#### INPUT MATERIAL:
[Start]

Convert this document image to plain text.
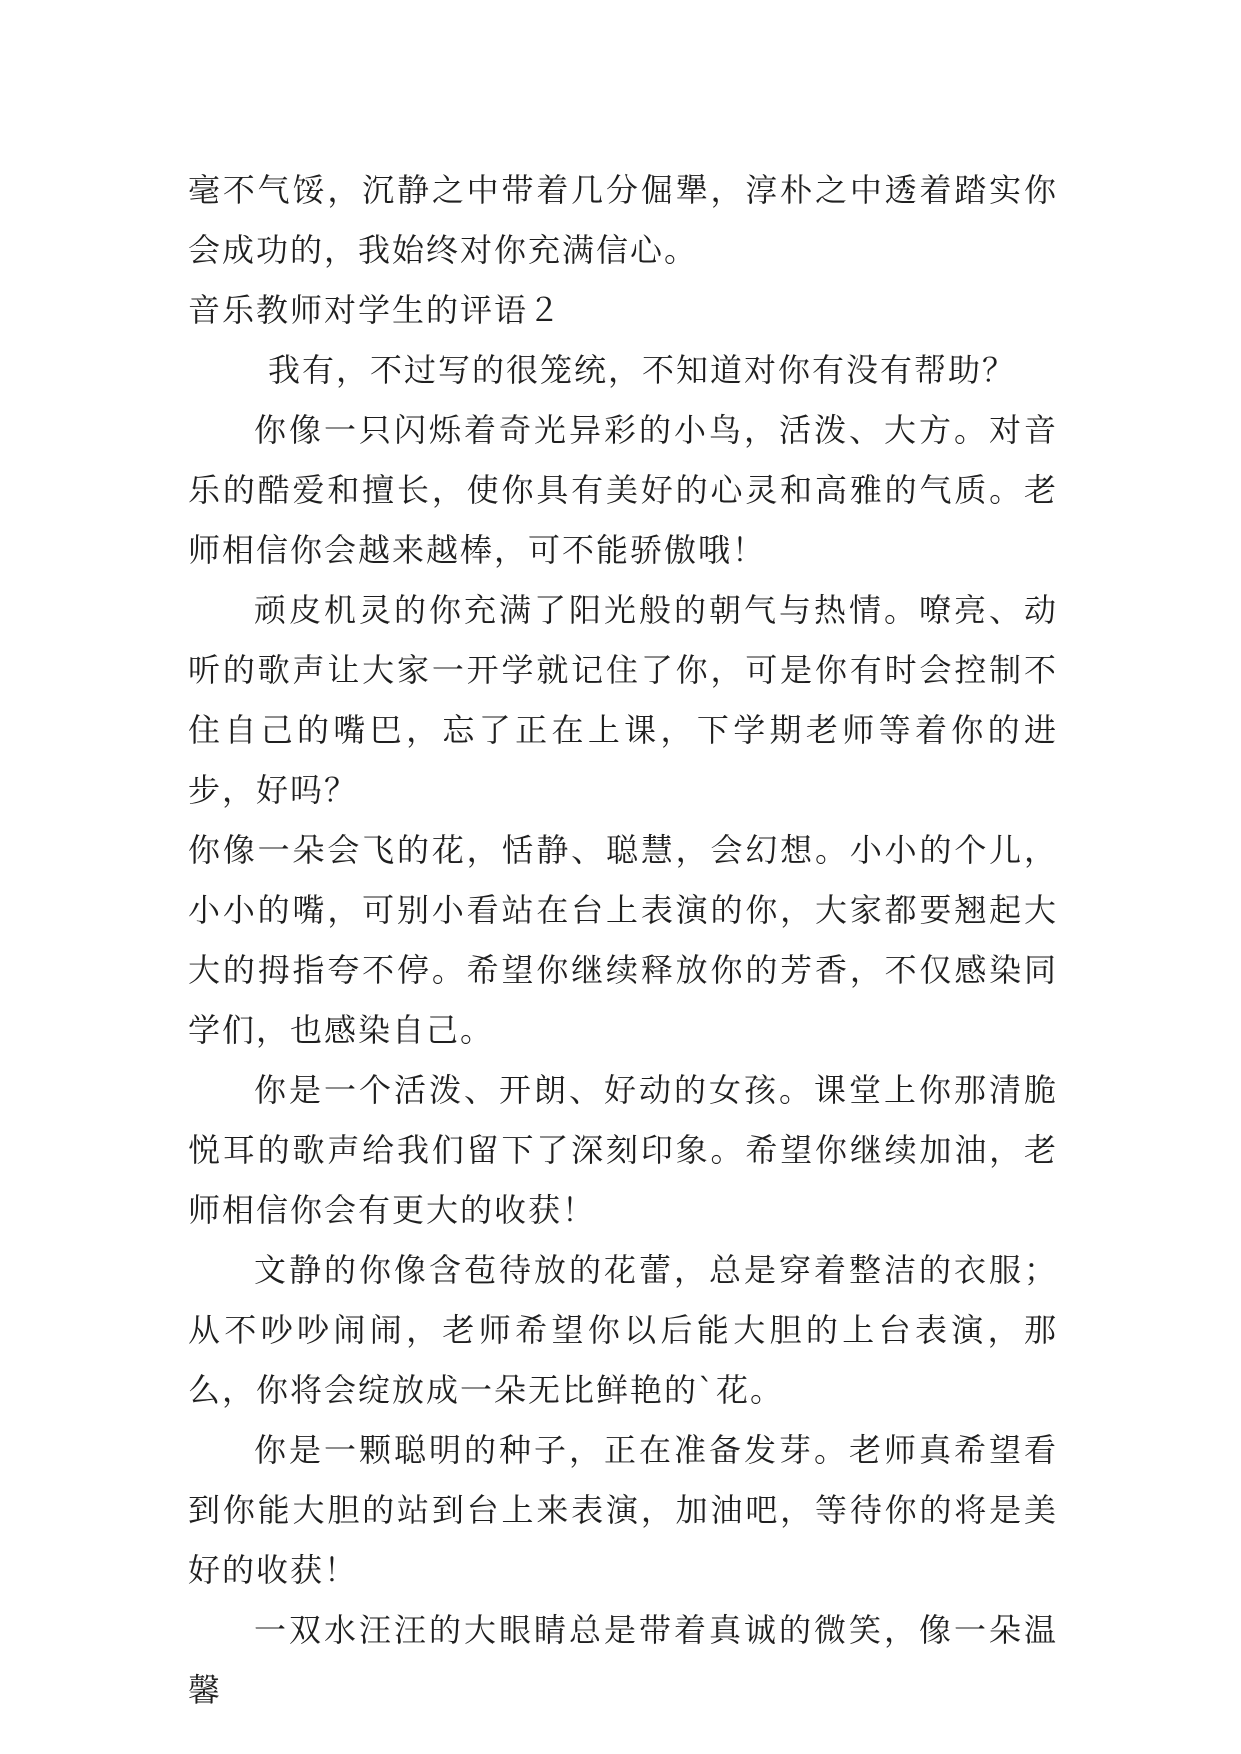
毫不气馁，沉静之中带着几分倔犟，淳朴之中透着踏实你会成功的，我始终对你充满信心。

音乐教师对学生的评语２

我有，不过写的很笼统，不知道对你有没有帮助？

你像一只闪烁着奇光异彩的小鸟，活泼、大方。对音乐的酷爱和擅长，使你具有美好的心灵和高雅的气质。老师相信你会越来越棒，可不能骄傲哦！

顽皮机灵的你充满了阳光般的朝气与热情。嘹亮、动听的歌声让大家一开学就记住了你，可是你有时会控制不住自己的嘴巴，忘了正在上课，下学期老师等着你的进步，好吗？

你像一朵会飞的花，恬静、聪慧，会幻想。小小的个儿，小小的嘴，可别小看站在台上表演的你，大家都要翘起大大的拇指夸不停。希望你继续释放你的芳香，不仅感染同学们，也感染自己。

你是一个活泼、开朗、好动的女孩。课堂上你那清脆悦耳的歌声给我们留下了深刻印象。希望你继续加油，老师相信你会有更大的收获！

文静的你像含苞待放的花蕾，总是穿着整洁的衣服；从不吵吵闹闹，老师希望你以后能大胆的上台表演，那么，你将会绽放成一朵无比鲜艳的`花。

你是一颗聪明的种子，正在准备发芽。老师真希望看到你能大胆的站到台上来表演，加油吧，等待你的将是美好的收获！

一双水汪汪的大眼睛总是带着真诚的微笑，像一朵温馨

[End]
[Start]

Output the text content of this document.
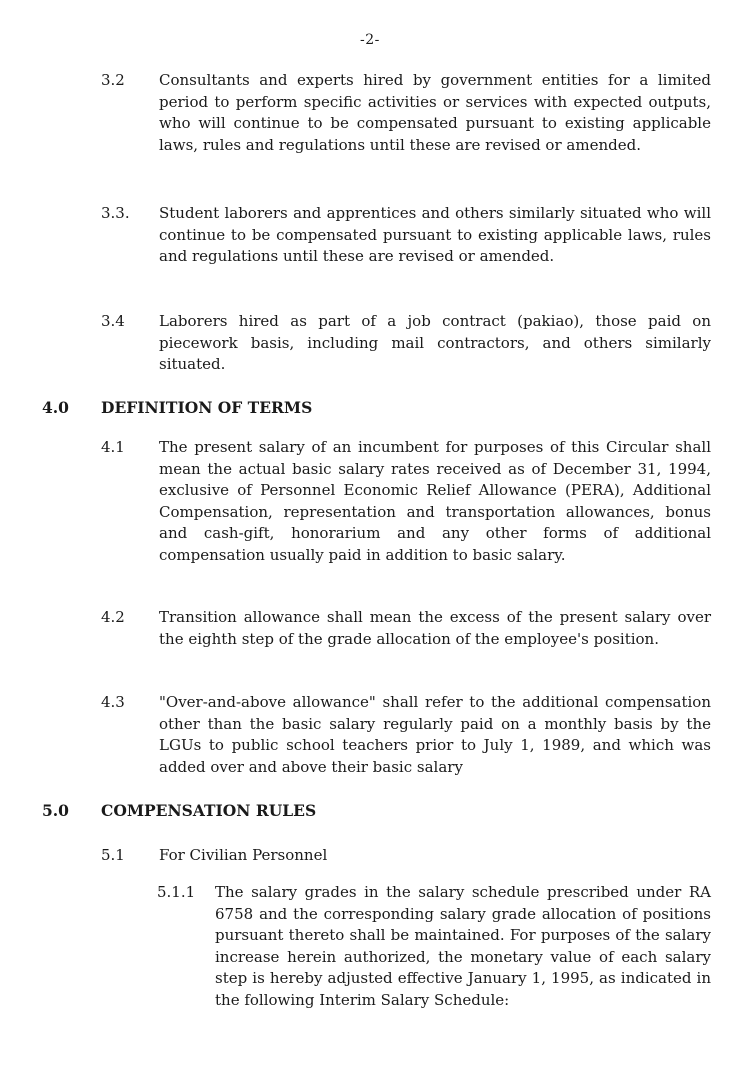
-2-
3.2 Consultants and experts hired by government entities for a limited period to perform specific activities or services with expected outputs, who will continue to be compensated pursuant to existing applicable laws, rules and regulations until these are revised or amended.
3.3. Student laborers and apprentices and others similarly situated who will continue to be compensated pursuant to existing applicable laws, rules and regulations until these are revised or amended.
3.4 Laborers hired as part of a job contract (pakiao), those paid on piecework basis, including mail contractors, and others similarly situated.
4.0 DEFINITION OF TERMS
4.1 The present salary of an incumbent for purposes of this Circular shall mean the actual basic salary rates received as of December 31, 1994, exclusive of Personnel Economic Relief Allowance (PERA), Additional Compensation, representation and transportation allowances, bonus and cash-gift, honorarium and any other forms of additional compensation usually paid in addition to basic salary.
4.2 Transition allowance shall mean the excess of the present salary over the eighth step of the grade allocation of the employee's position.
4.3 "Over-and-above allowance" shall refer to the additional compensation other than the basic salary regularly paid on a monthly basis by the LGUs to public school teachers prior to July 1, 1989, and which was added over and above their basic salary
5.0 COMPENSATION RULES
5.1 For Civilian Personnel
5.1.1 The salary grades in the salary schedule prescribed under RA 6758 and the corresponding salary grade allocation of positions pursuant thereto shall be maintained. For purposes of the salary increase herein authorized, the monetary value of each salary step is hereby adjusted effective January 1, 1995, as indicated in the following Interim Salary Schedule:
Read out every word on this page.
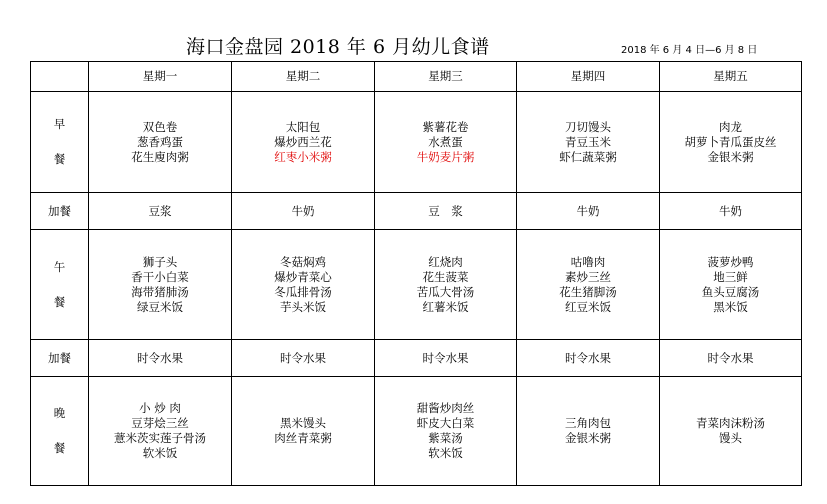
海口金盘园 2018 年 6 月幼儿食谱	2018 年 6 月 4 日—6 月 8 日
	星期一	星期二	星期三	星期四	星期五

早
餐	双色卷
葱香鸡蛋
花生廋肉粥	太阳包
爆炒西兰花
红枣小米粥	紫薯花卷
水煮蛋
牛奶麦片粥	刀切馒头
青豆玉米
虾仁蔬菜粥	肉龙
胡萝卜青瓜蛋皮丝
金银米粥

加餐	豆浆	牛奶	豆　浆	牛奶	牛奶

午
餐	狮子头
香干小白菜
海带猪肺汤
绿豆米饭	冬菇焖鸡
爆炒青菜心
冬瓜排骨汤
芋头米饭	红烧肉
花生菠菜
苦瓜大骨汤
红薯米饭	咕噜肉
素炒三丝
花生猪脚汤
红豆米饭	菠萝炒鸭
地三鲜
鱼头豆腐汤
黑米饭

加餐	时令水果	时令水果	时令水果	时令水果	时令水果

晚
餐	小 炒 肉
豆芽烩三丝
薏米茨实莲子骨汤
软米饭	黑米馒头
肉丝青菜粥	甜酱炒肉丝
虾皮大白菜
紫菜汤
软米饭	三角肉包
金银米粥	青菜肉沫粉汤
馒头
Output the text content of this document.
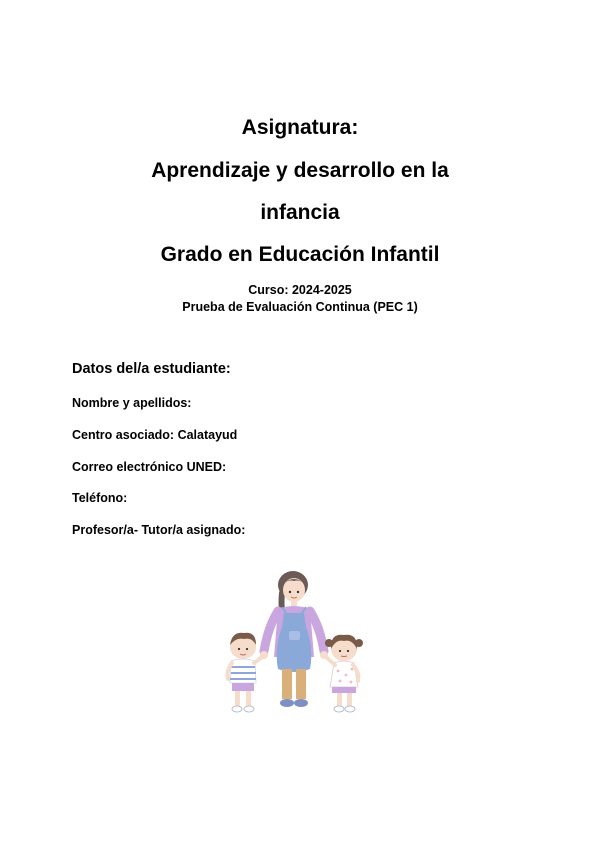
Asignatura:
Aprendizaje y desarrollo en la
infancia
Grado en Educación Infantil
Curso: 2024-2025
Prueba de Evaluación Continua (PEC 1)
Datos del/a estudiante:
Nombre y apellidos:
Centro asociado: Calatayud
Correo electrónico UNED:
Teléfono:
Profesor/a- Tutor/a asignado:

[End]
[Start]

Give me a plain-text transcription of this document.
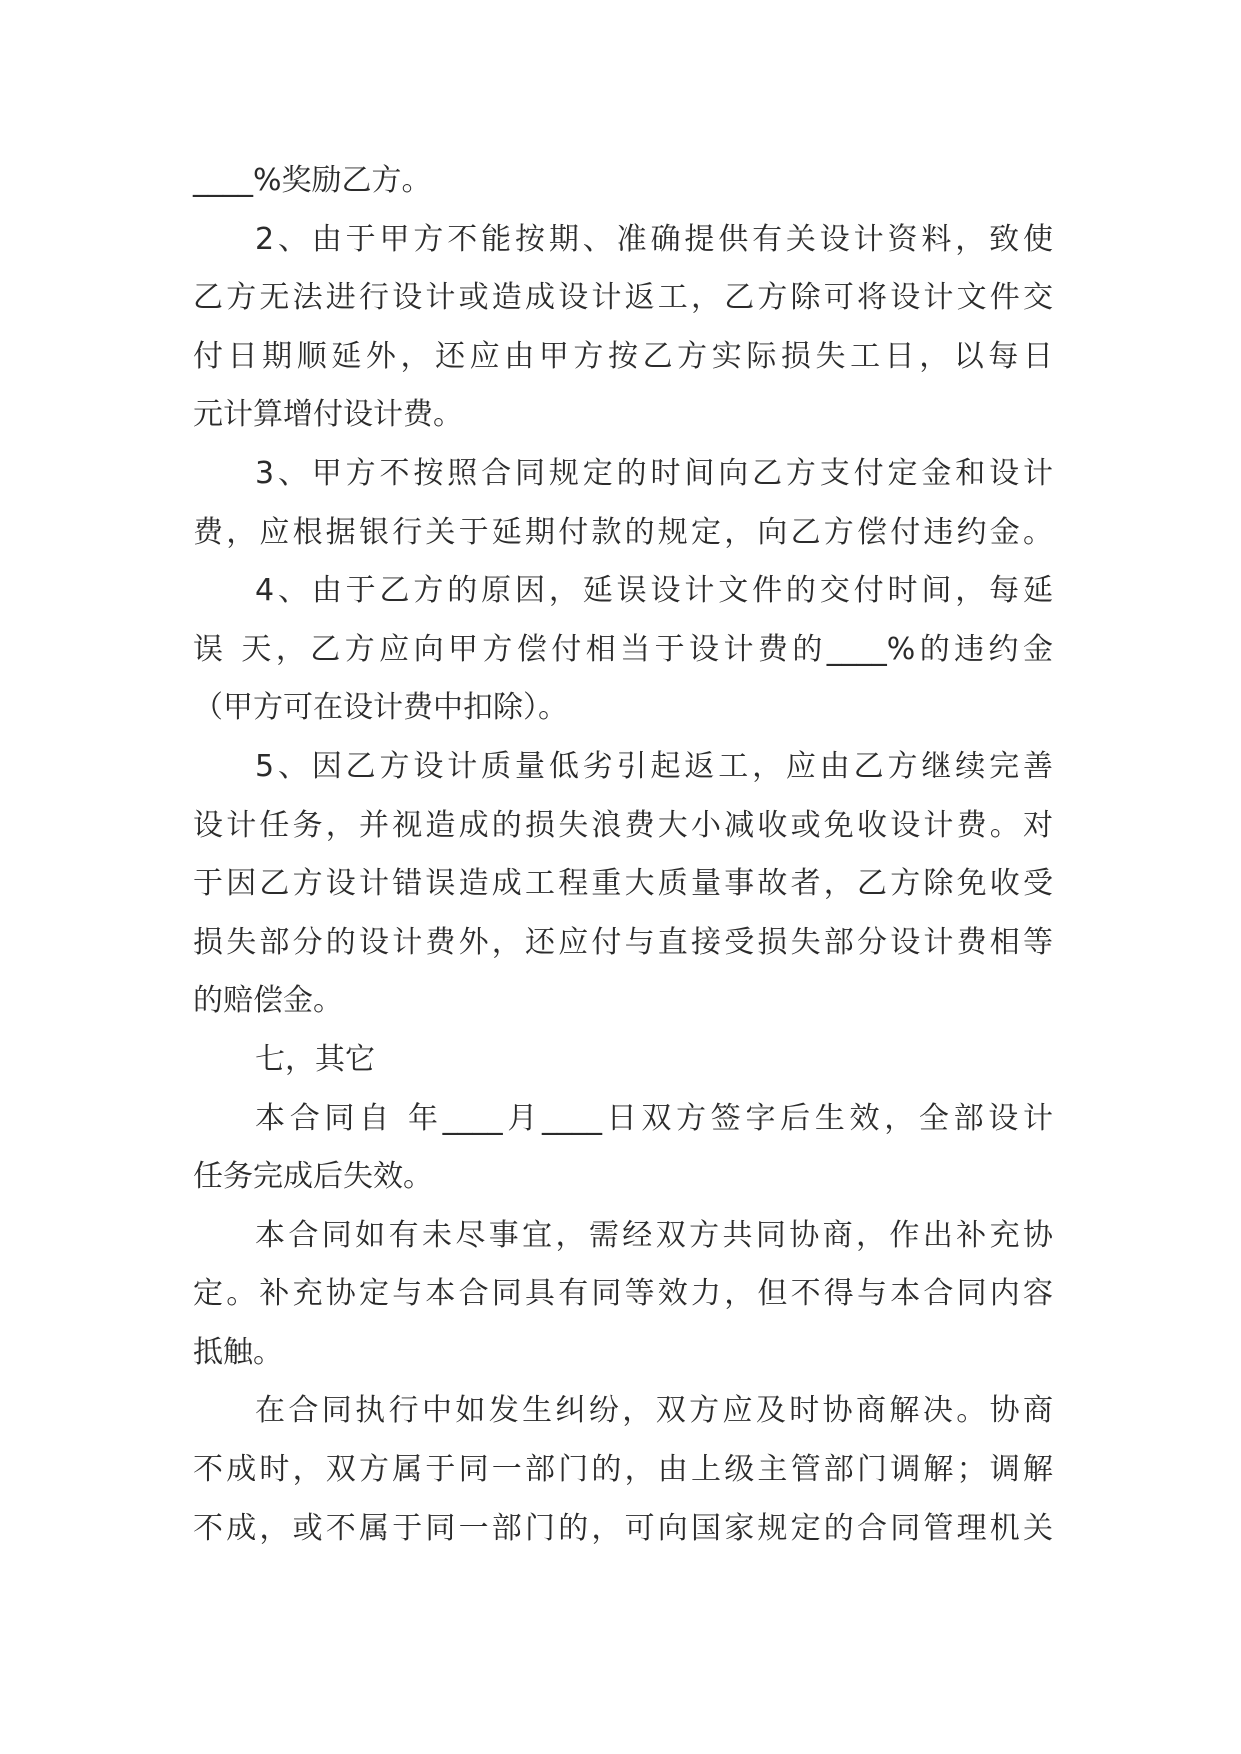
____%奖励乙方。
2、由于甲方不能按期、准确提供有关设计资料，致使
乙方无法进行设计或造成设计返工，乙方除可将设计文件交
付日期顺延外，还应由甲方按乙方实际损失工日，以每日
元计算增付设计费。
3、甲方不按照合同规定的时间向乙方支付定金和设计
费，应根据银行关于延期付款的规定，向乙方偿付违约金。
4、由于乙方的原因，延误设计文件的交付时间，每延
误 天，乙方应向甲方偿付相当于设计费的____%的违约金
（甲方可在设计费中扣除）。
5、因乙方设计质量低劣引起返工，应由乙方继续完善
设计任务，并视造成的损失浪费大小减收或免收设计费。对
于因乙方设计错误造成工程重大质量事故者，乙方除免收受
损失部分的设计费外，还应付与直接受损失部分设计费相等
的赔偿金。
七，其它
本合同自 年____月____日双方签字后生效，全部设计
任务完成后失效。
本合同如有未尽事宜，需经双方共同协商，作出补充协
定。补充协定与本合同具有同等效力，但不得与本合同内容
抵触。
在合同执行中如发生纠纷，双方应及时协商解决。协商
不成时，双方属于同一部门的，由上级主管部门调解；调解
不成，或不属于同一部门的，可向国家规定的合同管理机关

[End]

#### WHAT IS EXPECTED:
Give back only a number, the number of lines where the string "amended" occurs.

#### TASK RESULT:
2